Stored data
[Start]

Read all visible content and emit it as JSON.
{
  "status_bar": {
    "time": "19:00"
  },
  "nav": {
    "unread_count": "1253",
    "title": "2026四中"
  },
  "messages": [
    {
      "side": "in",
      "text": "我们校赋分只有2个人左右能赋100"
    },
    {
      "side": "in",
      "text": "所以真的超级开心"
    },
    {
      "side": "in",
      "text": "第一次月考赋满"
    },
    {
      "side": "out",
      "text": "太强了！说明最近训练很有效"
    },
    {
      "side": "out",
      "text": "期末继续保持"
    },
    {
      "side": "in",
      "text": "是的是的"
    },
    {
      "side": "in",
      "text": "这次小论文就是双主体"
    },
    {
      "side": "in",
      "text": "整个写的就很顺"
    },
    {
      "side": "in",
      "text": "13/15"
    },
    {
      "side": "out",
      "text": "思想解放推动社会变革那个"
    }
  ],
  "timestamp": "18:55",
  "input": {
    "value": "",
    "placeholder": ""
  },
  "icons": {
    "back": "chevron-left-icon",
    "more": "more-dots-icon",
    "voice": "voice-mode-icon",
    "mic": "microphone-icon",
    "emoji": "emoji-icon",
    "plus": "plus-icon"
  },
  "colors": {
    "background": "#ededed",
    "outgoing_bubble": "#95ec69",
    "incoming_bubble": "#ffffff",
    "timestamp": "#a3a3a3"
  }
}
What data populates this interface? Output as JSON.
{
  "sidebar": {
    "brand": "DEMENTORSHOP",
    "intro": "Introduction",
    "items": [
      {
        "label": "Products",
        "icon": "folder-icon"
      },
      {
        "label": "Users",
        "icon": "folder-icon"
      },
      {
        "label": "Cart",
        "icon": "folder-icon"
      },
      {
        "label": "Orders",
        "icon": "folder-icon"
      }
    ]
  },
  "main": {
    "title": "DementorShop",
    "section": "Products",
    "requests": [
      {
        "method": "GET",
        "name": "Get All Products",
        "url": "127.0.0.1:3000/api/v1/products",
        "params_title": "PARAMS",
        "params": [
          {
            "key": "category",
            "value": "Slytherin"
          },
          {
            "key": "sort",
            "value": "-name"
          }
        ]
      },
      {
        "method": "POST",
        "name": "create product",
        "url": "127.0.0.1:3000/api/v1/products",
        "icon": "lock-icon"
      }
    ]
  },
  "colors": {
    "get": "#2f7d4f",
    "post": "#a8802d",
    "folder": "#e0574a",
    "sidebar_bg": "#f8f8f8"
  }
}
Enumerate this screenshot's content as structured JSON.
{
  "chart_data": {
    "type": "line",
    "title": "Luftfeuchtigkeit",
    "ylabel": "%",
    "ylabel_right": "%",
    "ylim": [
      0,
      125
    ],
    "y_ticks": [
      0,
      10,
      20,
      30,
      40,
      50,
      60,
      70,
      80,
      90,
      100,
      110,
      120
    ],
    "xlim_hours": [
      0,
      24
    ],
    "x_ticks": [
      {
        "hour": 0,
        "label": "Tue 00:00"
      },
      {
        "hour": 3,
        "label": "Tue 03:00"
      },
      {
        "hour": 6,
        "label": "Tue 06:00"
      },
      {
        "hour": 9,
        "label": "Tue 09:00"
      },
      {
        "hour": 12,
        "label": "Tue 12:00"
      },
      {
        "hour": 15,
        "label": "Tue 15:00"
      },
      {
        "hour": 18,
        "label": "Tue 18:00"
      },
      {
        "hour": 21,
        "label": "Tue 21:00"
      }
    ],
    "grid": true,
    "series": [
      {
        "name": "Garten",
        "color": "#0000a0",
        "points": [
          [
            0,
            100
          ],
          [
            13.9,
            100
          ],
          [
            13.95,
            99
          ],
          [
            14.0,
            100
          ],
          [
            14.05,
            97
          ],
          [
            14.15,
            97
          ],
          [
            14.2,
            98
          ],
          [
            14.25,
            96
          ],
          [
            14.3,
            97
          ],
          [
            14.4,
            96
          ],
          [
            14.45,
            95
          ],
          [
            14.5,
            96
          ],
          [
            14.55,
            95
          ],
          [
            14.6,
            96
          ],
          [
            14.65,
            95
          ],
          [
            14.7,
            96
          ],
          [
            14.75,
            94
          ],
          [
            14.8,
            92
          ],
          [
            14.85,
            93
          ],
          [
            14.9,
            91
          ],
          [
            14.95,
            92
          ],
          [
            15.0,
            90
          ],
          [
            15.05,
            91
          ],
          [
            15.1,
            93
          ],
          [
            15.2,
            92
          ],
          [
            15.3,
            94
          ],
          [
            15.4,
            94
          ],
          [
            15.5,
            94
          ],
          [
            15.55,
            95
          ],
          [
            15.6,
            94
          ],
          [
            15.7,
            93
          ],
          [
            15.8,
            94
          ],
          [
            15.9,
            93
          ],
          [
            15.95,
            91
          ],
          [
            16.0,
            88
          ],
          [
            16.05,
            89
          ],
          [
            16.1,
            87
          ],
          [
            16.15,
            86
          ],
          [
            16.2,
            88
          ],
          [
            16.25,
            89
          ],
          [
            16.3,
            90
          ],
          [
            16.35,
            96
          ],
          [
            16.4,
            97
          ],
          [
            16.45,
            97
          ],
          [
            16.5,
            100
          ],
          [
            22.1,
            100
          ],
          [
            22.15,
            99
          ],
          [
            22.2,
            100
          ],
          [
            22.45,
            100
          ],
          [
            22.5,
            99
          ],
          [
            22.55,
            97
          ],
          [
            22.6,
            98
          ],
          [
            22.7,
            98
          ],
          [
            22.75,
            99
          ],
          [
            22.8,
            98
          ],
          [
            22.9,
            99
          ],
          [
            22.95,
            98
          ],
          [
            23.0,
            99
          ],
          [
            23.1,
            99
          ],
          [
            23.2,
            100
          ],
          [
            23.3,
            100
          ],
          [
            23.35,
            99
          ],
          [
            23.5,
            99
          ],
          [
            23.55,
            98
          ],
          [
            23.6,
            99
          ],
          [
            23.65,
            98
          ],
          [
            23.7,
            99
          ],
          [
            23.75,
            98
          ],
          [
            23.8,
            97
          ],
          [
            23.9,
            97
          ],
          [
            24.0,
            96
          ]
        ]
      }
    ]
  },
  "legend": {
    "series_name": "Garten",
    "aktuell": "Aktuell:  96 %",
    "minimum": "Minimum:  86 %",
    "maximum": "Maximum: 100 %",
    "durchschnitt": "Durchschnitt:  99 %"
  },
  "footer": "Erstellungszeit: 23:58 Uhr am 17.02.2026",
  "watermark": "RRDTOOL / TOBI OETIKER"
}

[End]

Filter the entries down to the lines containing "content". Copy each of those lines.

Result:
Read all visible content and emit it as JSON.
Enumerate this screenshot's content as structured JSON.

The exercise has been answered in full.